Increased Venous Admixture

Increased venous admixture typically refers to low cardiac output states. It is caused by the mixing of desaturated venous blood with oxygenated arterial blood. Normally, only 2% to 5% of cardiac output is shunted through the lungs, and this shunted blood with a normal mixed venous saturation has a minimal effect on Pa O 2 . In low cardiac output states blood returns to the heart severely desaturated. Additionally, the shunt fraction increases significantly in conditions that impede alveolar oxygenation, such as pulmonary edema and atelectasis. Under these conditions, mixing of desaturated shunted blood with saturated arterialized blood decreases Pa O 2 .

Decreased Diffusion Capacity

A decreased diffusion capacity may reflect the presence of underlying lung disease such as emphysema, interstitial lung disease, pulmonary fibrosis, or primary pulmonary hypertension. In this regard the differential diagnosis of arterial hypoxemia in the PACU must include the contribution of any preexisting pulmonary condition.

· · · ·

Activity 1: According to the text on arterial hypoxemia, what percentage of cardiac output is normally shunted through the lungs?
Activity 2: List every underlying lung disease that the text on arterial hypoxemia says a decreased diffusion capacity may reflect.
Activity 3: Carry on writing the text on arterial hypoxemia from its final sentence.
The lines that follow have no connection to the text on arterial hypoxemia.

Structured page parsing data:
· · · ·

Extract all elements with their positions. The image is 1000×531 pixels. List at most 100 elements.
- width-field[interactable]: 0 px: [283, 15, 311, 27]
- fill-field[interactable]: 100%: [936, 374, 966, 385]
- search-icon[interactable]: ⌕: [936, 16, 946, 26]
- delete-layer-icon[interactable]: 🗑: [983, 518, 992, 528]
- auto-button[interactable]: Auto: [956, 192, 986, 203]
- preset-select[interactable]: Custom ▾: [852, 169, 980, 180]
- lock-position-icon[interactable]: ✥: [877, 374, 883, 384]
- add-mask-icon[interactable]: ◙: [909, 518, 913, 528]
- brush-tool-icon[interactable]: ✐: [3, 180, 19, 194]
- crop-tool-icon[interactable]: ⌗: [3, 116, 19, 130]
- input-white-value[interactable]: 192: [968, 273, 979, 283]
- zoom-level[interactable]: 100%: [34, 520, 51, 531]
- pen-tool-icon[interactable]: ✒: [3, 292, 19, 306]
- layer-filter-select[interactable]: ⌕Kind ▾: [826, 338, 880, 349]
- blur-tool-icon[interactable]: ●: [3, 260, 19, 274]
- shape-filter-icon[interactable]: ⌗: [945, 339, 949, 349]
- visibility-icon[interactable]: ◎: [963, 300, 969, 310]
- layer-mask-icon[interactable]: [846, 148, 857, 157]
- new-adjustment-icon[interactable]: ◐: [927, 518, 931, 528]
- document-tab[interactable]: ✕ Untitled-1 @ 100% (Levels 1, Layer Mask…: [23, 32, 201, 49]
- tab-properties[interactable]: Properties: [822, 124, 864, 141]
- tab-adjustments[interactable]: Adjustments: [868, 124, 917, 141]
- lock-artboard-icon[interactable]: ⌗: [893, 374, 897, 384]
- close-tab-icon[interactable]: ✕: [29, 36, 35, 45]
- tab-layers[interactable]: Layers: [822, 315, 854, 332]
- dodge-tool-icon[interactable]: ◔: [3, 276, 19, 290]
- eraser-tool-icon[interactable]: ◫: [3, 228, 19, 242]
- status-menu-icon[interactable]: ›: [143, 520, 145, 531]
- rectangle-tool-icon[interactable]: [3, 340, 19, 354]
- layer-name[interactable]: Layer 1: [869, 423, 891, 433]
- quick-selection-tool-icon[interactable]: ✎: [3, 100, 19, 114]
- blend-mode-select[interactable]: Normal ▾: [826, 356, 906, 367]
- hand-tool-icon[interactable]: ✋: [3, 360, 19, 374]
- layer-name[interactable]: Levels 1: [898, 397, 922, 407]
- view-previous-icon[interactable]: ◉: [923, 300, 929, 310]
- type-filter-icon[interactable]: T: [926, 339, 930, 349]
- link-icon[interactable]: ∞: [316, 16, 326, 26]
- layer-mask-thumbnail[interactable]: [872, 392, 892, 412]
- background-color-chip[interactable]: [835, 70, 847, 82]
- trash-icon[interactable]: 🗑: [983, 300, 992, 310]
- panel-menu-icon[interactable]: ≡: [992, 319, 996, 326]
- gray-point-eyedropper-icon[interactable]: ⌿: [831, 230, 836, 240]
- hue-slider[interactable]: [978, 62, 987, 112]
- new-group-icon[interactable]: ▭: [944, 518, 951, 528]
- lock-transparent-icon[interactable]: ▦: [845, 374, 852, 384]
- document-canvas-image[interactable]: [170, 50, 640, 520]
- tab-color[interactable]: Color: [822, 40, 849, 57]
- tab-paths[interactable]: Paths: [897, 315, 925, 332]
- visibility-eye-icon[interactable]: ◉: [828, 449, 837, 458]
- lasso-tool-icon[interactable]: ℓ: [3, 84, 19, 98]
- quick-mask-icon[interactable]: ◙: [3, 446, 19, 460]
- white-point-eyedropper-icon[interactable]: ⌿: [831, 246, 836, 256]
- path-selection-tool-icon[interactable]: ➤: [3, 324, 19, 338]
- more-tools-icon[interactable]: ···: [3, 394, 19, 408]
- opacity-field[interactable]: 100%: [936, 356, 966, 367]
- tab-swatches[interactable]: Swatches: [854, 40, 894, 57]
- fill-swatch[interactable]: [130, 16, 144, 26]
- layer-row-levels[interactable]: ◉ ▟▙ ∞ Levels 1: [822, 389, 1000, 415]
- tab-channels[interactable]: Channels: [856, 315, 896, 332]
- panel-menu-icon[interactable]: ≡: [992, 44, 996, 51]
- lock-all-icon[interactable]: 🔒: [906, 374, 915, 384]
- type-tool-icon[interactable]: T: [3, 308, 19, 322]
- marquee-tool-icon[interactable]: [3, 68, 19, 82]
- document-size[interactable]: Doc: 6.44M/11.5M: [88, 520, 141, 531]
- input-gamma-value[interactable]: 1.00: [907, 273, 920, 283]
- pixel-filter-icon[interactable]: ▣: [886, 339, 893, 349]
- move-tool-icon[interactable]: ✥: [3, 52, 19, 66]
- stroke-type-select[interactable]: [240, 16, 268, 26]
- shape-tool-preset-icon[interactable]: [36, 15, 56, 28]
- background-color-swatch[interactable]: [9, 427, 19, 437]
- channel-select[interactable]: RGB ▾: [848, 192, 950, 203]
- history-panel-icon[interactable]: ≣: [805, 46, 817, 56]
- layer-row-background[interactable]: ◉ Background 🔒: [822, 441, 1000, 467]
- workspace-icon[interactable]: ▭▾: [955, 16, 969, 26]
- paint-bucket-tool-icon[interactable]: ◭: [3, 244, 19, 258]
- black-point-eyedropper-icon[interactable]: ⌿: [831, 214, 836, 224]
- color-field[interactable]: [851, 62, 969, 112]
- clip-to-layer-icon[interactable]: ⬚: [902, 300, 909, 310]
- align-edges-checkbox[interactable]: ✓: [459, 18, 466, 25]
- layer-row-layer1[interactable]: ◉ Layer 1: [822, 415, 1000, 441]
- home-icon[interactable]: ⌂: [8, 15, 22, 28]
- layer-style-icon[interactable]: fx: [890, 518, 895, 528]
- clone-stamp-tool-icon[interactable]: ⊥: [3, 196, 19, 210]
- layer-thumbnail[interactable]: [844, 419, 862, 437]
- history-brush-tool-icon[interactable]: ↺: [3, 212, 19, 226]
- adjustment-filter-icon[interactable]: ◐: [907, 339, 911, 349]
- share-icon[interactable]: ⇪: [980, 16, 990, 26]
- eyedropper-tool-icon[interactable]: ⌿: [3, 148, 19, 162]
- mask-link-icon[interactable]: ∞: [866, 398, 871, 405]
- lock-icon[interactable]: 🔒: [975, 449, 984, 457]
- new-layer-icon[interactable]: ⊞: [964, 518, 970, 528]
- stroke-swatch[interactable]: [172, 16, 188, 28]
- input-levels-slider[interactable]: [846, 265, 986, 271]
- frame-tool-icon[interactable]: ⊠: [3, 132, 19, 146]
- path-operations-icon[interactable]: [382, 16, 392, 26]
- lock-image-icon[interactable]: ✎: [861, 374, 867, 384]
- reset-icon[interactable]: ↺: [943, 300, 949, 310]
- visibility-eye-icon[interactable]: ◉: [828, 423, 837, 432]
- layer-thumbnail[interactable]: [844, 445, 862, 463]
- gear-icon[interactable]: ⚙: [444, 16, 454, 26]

· · · ·

Task output 1: Normally, 2% to 5% of cardiac output is shunted through the lungs.

Task output 2: Emphysema, interstitial lung disease, pulmonary fibrosis, and primary pulmonary hypertension.

Task output 3:
PULMONARY EDEMA IN THE PACU

Pulmonary edema in the immediate postoperative period is often cardiogenic in nature, secondary to intravascular volume overload or congestive heart failure. Other causes of noncardiogenic pulmonary edema include postobstructive pulmonary edema (secondary to airway obstruction), sepsis with acute respiratory distress syndrome, or transfusion-related acute lung injury (TRALI) (also see Chapter 41 ).

Postobstructive Pulmonary Edema

Postobstructive pulmonary edema (also referred to as negative pressure pulmonary edema, NPPE ) is a rare, but significant, consequence of laryngospasm (or, less commonly, other upper airway obstruction) that may follow extubation. The etiology of NPPE is multifactorial but is clearly correlated with the generation of exaggerated negative intrathoracic pressure during inspiration against a closed glottis. The resulting negative intrathoracic pressure augments venous return, which in turn increases pulmonary hydrostatic pressures, promoting the movement of fluid into the interstitial and alveolar spaces from the pulmonary capillaries. Patients who are muscular are at increased risk of postobstructive pulmonary edema secondary to their ability to generate significant inspiratory force.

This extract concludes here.